Dataset items >>
%%

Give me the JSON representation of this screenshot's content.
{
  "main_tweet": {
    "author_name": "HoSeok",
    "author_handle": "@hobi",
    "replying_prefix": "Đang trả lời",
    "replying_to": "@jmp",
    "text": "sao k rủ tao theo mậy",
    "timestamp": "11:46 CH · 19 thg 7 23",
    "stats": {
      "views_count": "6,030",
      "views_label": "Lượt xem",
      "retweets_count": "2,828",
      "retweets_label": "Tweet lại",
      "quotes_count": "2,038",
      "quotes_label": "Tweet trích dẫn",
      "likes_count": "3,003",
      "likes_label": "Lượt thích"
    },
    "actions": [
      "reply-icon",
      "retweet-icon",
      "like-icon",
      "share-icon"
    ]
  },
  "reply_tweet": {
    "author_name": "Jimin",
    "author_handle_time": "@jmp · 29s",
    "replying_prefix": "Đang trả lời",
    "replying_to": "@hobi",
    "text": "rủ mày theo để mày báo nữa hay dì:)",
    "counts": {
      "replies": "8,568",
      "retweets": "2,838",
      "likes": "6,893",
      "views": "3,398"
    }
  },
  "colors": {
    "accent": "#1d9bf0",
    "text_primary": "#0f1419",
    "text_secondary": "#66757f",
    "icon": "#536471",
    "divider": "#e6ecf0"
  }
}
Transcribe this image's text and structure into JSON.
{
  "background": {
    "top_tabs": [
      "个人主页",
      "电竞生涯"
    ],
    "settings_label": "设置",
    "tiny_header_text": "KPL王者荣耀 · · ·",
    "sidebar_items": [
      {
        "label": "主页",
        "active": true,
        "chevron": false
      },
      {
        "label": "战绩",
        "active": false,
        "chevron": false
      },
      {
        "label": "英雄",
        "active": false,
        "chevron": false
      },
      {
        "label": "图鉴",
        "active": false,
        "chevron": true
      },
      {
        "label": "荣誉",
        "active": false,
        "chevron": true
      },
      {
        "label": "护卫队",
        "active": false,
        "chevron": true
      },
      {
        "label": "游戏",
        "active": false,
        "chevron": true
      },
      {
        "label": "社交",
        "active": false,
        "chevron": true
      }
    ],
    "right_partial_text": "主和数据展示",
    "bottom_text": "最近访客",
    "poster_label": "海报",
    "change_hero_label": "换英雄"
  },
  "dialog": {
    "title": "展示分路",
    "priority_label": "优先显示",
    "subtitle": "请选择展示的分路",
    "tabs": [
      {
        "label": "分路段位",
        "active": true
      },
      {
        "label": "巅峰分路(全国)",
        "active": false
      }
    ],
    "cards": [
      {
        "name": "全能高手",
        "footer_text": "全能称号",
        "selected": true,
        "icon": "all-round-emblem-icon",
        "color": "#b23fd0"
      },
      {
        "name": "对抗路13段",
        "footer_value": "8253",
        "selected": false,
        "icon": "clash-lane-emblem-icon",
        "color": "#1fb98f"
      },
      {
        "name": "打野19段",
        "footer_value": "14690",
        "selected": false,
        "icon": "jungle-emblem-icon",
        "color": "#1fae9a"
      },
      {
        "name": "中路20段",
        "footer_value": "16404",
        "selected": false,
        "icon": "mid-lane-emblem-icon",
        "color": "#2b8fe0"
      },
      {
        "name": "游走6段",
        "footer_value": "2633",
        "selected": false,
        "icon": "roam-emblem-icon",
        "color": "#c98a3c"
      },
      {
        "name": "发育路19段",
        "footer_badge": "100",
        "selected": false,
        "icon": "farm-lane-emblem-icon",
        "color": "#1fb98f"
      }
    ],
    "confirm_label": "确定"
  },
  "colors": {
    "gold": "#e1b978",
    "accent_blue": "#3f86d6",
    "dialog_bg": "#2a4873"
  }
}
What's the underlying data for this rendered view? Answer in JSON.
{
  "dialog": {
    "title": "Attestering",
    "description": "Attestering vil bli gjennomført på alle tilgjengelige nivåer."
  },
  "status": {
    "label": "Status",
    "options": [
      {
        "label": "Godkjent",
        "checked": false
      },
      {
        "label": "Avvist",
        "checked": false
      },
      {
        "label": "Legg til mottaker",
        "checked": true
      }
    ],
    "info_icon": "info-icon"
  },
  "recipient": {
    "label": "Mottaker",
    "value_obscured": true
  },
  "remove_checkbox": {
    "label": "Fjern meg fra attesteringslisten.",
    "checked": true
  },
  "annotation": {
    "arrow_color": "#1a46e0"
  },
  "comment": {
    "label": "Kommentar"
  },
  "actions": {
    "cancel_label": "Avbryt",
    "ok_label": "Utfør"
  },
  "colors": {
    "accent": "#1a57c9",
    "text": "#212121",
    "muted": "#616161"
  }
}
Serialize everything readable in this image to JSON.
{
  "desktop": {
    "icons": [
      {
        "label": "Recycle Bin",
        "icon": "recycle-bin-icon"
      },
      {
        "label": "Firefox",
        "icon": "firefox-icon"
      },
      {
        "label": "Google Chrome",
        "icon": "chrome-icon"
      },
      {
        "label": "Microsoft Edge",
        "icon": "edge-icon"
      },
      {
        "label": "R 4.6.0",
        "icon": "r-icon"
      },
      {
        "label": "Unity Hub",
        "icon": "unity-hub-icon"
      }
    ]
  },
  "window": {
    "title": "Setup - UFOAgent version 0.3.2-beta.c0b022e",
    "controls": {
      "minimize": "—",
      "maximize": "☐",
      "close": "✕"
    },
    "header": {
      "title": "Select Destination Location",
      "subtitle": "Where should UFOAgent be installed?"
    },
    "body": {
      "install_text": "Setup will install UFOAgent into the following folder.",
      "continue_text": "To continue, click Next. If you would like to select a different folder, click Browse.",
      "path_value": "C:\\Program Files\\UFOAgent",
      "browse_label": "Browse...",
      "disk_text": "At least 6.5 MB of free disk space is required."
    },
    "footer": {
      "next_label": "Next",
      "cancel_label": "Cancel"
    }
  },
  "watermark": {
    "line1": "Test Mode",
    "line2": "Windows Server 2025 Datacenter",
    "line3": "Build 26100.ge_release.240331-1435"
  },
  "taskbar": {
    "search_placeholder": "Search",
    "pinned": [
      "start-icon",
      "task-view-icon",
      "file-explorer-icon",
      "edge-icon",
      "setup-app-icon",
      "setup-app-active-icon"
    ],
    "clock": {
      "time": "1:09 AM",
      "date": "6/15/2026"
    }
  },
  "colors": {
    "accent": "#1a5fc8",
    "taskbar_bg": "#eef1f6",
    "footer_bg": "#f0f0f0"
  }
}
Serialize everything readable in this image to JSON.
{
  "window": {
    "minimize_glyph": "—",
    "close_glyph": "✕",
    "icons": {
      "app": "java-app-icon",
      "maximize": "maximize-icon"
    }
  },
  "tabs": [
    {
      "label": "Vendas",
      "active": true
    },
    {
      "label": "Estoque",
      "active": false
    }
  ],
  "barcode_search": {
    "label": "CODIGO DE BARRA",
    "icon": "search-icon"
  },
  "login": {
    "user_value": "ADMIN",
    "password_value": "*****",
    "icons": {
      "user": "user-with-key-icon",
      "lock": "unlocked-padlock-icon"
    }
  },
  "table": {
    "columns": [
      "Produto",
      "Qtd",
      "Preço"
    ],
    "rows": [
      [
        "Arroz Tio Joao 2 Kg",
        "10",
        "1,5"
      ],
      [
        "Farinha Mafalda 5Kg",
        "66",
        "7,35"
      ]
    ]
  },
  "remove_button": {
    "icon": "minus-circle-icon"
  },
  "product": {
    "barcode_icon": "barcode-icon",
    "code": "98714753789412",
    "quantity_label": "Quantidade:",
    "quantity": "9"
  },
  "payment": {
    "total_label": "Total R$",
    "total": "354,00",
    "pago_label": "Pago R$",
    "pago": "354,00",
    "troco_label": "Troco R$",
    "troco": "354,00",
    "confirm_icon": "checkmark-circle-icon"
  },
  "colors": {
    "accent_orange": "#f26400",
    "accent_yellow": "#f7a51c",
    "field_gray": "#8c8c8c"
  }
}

%%

WHAT IS ASKED >>
Scan the material above for the string "this" and report each line where you find it.

PROBLEM SOLUTION >>
Give me the JSON representation of this screenshot's content.
Transcribe this image's text and structure into JSON.
What's the underlying data for this rendered view? Answer in JSON.
Serialize everything readable in this image to JSON.
Serialize everything readable in this image to JSON.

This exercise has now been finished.